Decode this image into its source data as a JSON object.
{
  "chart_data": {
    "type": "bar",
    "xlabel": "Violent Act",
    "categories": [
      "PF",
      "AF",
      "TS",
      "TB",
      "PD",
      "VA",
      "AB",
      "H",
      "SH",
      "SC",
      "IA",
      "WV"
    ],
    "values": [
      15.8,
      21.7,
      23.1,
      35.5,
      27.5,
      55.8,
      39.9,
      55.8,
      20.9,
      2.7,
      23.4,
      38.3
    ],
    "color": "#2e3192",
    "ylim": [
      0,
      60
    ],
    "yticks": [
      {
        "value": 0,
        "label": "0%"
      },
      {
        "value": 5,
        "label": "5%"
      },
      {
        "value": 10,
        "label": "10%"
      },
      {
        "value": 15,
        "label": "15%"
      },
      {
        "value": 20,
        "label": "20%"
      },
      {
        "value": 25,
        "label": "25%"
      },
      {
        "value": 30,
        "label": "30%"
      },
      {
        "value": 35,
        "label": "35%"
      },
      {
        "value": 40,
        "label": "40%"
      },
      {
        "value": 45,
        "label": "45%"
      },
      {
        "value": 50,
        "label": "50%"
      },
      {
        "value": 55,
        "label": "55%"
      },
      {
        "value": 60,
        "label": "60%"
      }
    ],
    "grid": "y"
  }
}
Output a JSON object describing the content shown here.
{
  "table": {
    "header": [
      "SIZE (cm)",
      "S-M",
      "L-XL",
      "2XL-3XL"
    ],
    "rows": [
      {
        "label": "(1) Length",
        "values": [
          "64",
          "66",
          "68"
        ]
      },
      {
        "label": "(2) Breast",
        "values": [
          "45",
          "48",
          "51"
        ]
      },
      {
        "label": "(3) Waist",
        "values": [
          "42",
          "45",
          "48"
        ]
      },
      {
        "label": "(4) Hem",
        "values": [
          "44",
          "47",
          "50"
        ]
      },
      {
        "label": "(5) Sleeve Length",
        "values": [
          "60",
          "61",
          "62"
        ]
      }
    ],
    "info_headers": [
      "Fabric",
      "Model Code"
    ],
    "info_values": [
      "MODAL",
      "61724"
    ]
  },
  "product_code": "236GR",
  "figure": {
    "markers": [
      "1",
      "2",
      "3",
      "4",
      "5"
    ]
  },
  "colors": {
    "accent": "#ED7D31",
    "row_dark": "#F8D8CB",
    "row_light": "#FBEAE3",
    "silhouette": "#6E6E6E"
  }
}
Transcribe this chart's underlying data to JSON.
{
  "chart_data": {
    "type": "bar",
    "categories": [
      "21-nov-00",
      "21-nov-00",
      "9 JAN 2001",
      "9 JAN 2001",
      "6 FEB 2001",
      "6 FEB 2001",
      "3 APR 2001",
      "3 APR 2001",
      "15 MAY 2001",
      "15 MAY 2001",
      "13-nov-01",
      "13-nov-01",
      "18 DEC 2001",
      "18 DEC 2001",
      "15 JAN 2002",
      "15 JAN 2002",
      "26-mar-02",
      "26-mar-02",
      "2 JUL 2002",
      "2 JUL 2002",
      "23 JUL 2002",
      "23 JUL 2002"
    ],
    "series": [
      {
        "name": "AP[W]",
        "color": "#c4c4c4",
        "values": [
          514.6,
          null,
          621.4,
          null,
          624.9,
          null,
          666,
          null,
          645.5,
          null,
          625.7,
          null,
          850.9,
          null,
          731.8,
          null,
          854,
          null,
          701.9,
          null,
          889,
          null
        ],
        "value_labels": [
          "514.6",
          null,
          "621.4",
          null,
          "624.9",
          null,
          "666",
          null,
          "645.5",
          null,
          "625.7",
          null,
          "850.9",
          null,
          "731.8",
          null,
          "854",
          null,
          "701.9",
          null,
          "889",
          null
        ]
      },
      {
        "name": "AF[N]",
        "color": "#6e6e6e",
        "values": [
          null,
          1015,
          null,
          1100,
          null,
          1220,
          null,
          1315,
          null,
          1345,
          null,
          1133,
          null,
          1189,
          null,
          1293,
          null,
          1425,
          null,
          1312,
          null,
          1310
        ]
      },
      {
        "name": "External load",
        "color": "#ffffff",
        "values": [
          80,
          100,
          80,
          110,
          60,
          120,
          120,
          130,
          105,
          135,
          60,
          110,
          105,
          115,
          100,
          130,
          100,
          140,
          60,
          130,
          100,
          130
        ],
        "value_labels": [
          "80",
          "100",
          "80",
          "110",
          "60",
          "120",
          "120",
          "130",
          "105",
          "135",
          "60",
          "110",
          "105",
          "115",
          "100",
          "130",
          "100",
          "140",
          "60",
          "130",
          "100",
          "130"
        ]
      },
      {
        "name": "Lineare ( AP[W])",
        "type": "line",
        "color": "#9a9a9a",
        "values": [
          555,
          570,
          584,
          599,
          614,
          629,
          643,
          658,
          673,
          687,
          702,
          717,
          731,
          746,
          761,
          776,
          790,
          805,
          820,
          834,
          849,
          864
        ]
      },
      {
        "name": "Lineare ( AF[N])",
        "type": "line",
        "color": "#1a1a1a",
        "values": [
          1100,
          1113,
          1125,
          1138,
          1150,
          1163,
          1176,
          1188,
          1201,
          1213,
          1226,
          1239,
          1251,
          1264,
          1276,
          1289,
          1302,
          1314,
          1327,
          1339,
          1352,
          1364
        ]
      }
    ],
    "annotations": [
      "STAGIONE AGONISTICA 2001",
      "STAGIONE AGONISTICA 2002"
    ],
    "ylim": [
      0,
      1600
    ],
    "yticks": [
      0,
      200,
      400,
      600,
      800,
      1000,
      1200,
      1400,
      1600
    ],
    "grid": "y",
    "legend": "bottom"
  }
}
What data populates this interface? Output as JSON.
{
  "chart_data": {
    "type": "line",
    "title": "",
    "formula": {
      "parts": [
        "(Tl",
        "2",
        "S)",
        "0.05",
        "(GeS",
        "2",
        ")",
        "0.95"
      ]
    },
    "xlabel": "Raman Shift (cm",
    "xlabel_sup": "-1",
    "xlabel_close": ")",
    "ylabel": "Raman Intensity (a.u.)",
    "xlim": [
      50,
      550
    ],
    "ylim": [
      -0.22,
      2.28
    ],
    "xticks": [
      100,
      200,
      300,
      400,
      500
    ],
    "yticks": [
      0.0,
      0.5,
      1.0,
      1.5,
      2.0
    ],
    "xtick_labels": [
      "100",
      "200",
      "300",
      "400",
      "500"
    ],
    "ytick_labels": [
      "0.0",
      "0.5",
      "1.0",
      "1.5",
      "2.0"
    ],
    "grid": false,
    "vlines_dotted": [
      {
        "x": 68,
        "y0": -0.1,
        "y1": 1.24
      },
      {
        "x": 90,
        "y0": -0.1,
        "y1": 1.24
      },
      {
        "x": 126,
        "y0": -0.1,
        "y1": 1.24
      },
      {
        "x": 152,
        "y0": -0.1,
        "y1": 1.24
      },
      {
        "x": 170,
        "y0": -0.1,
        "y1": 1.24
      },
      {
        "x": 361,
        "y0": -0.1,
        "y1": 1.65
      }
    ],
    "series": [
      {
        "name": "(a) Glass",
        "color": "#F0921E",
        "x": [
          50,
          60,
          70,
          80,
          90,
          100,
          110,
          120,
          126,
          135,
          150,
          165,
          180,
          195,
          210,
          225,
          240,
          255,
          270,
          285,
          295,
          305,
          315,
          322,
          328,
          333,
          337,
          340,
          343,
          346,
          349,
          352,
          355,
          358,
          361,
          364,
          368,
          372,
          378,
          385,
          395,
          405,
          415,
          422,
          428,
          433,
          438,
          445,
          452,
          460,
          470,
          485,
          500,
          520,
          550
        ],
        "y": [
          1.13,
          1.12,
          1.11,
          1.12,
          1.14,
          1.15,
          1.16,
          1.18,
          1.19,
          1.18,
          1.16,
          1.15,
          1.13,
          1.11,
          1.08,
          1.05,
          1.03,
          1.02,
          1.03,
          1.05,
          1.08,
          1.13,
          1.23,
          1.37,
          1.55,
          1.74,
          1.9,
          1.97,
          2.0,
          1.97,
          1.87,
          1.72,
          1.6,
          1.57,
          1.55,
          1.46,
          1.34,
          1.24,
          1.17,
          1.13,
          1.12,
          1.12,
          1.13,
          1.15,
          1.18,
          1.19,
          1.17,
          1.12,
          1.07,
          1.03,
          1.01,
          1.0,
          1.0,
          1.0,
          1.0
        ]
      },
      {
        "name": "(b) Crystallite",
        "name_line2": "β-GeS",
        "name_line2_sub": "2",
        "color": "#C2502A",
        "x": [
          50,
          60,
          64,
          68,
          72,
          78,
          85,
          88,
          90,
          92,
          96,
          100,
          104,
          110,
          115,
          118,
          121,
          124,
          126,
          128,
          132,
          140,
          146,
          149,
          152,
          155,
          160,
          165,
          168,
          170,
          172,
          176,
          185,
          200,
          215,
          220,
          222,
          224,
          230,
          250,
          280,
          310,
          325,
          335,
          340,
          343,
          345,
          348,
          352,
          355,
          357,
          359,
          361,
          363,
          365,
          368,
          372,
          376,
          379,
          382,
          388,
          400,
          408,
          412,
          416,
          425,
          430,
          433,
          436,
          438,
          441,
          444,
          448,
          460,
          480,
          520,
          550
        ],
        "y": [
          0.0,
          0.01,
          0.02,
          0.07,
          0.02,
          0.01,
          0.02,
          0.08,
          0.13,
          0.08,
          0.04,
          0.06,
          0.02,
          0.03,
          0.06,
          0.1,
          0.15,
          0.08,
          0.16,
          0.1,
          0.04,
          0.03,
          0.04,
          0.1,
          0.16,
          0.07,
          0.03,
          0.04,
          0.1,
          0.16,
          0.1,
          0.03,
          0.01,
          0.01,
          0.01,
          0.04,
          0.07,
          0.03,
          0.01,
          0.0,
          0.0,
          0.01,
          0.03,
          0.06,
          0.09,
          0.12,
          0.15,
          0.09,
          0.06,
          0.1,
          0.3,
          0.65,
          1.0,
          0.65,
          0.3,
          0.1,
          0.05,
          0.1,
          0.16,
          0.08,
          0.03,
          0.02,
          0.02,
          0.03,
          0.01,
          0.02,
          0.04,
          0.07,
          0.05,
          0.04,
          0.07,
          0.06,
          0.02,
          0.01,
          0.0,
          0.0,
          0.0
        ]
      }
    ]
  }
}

============

Exercise brief
Identify the lines that contain the string "JSON", and copy every one of them.

Response to the task
Decode this image into its source data as a JSON object.
Output a JSON object describing the content shown here.
Transcribe this chart's underlying data to JSON.
What data populates this interface? Output as JSON.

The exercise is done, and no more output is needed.